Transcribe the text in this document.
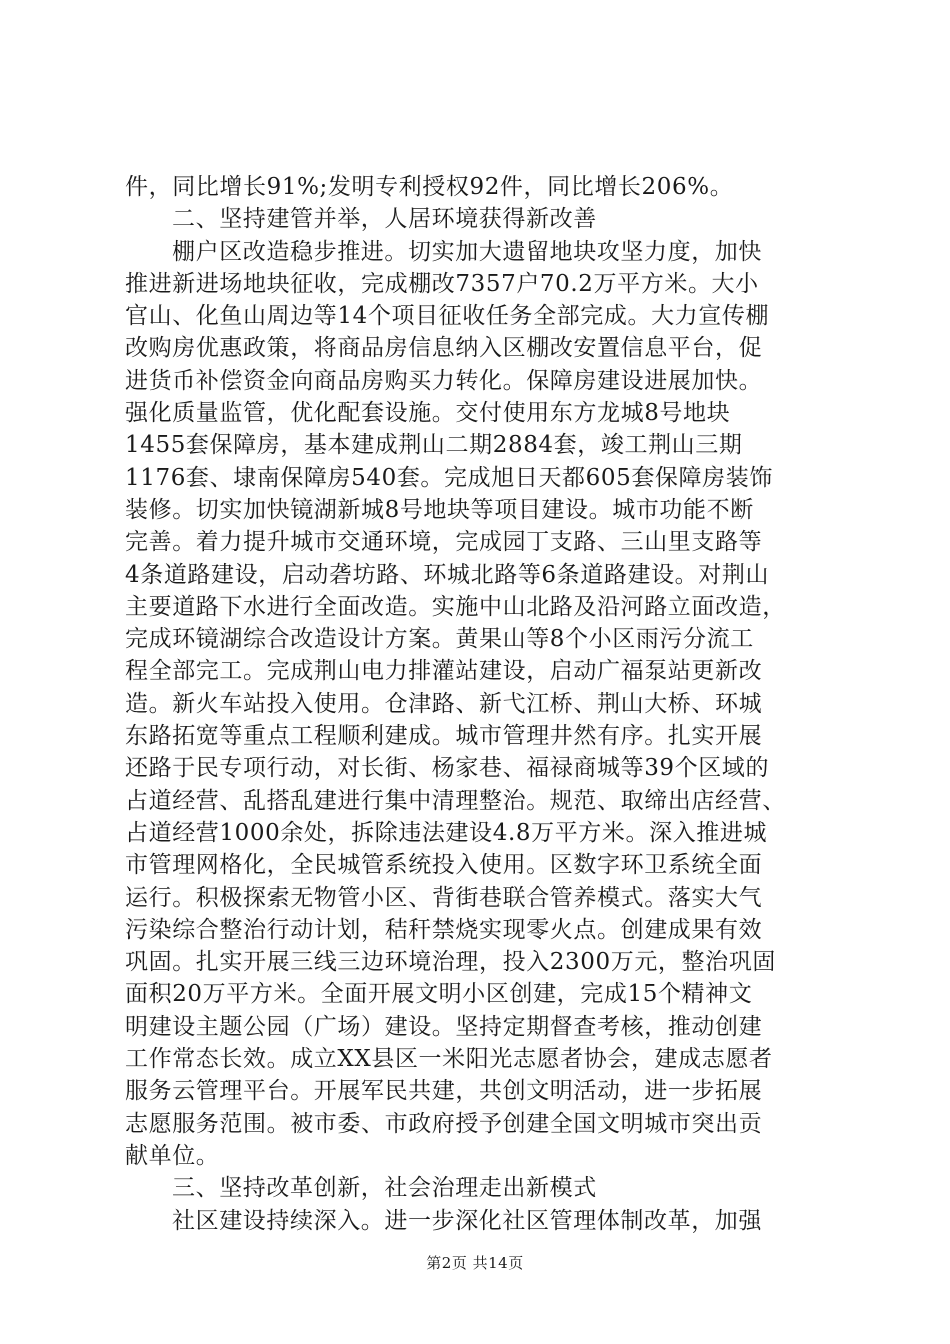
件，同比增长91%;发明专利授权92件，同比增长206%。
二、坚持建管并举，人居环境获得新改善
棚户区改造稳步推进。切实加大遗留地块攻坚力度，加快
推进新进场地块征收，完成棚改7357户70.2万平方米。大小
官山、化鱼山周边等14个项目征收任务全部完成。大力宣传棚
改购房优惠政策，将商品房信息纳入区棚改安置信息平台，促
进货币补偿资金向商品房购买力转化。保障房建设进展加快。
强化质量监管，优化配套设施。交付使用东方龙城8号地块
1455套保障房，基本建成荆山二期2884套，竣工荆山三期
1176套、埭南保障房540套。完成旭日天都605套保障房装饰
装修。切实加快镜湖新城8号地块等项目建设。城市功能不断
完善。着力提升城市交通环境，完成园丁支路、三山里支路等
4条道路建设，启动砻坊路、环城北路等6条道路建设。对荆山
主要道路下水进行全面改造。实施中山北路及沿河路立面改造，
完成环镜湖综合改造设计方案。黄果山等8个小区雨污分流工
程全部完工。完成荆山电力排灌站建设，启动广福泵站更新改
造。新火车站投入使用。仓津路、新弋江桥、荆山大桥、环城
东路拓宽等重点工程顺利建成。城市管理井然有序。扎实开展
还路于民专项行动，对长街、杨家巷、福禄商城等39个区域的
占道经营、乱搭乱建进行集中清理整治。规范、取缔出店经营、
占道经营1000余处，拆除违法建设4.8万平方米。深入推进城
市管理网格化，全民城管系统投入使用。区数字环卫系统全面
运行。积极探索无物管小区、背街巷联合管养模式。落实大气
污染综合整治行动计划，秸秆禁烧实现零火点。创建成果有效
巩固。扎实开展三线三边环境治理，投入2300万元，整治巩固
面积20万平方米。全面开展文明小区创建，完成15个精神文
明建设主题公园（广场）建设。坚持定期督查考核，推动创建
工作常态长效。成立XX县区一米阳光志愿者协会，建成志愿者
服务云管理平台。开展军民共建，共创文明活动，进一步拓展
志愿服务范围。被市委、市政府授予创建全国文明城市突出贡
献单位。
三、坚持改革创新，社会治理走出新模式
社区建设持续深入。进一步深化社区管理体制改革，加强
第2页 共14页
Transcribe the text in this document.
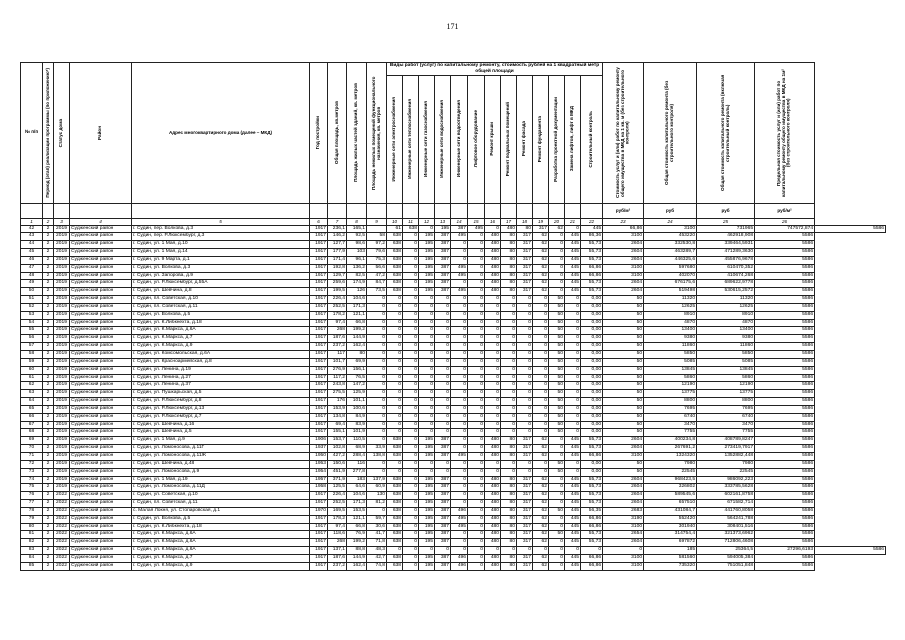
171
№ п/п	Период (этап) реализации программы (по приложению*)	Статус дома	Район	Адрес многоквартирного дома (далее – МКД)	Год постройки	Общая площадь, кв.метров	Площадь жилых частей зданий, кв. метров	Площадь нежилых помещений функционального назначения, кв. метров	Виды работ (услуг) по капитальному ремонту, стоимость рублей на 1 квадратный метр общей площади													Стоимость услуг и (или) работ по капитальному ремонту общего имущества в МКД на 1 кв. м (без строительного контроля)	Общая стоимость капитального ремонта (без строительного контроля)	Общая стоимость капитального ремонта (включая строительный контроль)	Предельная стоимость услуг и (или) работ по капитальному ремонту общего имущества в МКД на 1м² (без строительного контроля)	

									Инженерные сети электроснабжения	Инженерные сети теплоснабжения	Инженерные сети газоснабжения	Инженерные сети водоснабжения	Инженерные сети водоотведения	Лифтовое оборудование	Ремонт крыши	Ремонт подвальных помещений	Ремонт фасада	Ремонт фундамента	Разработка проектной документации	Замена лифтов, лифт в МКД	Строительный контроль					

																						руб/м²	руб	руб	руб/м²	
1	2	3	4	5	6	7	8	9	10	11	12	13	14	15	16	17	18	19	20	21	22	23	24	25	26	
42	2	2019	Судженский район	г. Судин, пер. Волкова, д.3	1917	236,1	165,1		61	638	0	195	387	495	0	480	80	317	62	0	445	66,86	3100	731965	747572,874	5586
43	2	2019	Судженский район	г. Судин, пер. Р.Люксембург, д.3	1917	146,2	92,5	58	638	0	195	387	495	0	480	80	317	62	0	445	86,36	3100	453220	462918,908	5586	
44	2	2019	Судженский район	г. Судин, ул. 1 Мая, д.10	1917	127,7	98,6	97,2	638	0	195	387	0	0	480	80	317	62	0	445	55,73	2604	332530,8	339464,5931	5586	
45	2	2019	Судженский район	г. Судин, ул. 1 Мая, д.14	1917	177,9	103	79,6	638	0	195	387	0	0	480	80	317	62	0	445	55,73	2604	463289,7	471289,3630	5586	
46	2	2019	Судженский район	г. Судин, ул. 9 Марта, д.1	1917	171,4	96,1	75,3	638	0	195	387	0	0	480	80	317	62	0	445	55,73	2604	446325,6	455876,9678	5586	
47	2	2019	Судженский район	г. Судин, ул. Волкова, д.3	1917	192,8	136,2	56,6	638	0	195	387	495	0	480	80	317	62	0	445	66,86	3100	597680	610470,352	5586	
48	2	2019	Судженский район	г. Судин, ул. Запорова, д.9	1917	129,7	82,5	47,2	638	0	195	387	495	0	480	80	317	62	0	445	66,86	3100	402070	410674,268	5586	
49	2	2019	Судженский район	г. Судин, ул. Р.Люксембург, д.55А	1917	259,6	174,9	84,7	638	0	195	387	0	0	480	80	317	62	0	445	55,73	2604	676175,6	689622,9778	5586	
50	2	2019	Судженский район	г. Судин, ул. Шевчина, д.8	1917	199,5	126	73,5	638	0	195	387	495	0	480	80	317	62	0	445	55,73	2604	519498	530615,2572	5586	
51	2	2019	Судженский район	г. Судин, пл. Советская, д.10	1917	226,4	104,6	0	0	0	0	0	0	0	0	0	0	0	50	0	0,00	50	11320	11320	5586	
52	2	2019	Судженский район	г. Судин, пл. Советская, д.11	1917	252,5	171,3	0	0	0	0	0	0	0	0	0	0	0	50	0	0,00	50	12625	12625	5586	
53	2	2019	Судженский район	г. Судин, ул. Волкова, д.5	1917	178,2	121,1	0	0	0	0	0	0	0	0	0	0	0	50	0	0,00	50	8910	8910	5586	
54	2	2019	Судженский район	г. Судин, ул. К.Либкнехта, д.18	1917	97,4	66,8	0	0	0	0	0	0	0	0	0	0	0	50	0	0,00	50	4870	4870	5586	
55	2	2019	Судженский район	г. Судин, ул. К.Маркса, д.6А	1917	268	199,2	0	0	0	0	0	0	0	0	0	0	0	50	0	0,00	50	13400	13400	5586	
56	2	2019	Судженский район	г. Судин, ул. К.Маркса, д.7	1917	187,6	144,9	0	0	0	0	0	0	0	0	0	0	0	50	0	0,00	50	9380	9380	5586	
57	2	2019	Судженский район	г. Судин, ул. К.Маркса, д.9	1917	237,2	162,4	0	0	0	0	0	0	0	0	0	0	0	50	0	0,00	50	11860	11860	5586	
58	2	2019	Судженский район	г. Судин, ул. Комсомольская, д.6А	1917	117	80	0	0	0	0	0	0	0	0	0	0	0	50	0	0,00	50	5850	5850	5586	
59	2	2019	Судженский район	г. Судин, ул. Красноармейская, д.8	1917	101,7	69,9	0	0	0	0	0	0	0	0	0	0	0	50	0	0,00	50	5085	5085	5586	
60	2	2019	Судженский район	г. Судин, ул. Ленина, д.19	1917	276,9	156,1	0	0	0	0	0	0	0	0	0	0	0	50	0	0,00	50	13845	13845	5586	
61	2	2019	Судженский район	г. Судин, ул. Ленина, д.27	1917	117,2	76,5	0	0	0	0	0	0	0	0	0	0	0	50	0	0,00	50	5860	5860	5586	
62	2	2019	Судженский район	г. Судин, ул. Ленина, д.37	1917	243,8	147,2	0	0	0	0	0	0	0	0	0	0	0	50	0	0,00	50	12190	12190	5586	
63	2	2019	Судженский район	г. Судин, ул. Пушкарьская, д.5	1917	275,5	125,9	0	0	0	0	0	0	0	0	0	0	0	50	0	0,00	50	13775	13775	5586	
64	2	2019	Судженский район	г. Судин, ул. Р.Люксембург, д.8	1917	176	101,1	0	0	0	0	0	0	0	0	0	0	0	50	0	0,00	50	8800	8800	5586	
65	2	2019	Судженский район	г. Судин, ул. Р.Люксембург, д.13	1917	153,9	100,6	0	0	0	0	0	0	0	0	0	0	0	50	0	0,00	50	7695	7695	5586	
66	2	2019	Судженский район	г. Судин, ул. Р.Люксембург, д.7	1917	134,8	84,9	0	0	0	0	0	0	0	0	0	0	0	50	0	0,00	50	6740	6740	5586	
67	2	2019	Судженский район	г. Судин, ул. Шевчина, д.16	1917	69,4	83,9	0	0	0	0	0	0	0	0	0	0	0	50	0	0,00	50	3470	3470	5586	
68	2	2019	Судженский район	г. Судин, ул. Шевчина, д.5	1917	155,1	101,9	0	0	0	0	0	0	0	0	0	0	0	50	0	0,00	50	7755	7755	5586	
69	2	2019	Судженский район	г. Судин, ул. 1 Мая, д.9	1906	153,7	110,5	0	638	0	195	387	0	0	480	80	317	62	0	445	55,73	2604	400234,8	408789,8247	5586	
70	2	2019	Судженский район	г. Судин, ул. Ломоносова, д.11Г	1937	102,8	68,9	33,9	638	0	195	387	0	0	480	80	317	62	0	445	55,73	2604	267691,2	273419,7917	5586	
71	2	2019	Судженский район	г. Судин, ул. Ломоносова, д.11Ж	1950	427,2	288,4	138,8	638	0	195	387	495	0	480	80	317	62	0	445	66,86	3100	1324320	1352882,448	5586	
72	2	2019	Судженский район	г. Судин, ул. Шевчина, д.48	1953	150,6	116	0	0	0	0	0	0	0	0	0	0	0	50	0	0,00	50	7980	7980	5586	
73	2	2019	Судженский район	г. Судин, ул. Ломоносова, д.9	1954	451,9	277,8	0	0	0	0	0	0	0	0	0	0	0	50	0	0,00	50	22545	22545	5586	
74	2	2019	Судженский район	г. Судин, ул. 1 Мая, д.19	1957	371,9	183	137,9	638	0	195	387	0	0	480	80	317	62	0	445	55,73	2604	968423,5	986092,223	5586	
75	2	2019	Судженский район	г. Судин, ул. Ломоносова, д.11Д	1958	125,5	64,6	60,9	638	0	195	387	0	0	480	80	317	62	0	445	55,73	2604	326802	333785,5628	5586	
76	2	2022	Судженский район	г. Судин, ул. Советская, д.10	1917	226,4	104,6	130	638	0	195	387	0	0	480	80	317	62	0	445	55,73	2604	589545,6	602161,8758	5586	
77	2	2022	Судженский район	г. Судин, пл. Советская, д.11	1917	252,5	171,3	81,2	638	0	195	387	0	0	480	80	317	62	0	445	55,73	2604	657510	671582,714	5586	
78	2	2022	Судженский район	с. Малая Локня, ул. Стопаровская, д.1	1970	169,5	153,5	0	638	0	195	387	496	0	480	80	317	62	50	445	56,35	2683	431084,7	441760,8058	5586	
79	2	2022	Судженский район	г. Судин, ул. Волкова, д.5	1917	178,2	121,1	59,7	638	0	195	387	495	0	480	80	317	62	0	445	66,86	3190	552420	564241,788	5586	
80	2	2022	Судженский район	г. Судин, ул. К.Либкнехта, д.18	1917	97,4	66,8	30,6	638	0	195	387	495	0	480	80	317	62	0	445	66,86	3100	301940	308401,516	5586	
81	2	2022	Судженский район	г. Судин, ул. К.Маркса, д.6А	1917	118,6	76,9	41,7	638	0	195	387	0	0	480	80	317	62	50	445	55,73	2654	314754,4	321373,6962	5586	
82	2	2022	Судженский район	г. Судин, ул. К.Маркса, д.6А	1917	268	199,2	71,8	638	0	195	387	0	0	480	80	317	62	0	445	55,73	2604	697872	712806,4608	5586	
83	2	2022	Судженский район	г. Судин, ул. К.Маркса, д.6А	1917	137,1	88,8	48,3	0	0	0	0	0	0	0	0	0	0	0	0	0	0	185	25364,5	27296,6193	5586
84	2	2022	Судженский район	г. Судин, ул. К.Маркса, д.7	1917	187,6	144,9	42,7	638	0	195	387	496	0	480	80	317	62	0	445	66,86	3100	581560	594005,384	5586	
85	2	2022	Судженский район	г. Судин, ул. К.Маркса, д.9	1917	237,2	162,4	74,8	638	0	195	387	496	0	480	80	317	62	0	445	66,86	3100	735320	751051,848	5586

---

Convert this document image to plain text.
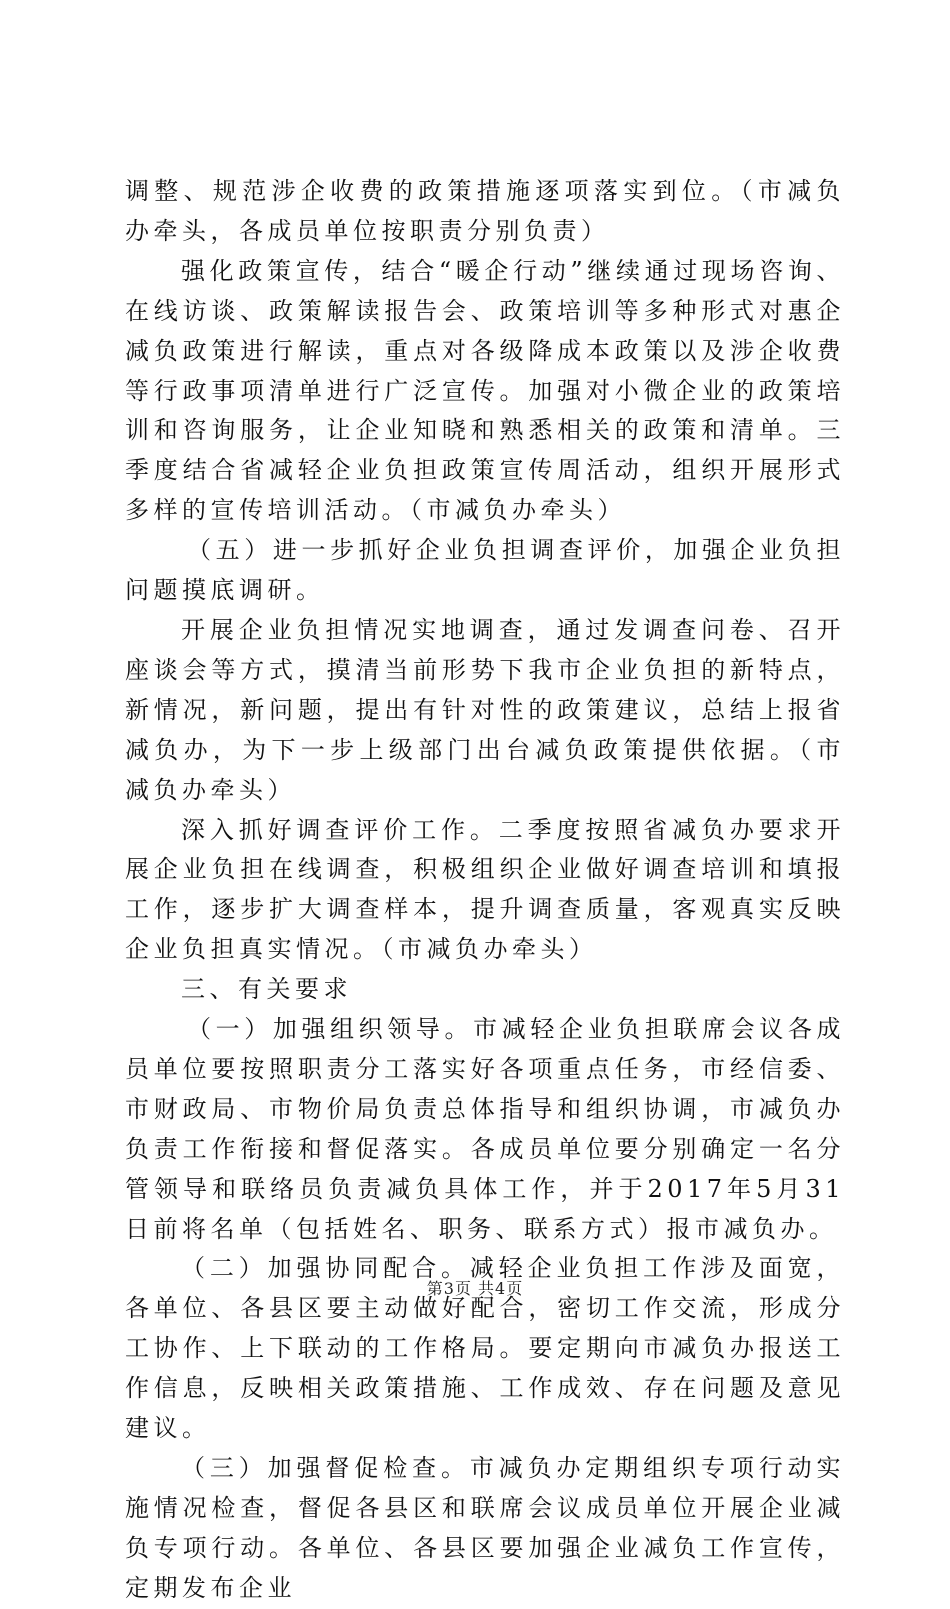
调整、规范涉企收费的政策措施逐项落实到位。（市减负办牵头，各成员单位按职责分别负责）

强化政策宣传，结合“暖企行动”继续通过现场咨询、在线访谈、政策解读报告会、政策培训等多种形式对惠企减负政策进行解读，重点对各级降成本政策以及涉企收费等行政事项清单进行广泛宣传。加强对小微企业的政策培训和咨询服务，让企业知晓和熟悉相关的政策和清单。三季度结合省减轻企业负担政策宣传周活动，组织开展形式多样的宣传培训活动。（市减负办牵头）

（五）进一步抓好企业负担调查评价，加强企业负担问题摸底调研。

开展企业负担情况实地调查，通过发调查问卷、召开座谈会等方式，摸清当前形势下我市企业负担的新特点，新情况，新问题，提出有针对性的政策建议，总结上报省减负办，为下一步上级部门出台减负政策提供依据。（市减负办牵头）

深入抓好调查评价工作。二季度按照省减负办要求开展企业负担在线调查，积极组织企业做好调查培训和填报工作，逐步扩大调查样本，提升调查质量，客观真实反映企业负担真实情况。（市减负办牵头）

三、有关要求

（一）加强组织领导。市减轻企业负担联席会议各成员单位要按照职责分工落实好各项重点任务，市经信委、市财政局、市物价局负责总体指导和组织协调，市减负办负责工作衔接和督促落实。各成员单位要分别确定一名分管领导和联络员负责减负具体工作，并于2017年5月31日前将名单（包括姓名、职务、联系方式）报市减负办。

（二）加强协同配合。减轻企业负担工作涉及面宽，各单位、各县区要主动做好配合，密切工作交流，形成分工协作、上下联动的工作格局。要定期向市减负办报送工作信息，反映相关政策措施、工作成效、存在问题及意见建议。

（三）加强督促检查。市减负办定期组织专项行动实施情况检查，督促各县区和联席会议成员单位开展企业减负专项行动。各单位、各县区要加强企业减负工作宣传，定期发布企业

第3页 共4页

▸ Task to carry out
Read through the entries and copy each line in which "Ленина" appears.

▸ Exercise result
60	2	2019	Судженский район	г. Судин, ул. Ленина, д.19	1917	276,9	156,1	0	0	0	0	0	0	0	0	0	0	0	50	0	0,00	50	13845	13845	5586	
61	2	2019	Судженский район	г. Судин, ул. Ленина, д.27	1917	117,2	76,5	0	0	0	0	0	0	0	0	0	0	0	50	0	0,00	50	5860	5860	5586	
62	2	2019	Судженский район	г. Судин, ул. Ленина, д.37	1917	243,8	147,2	0	0	0	0	0	0	0	0	0	0	0	50	0	0,00	50	12190	12190	5586	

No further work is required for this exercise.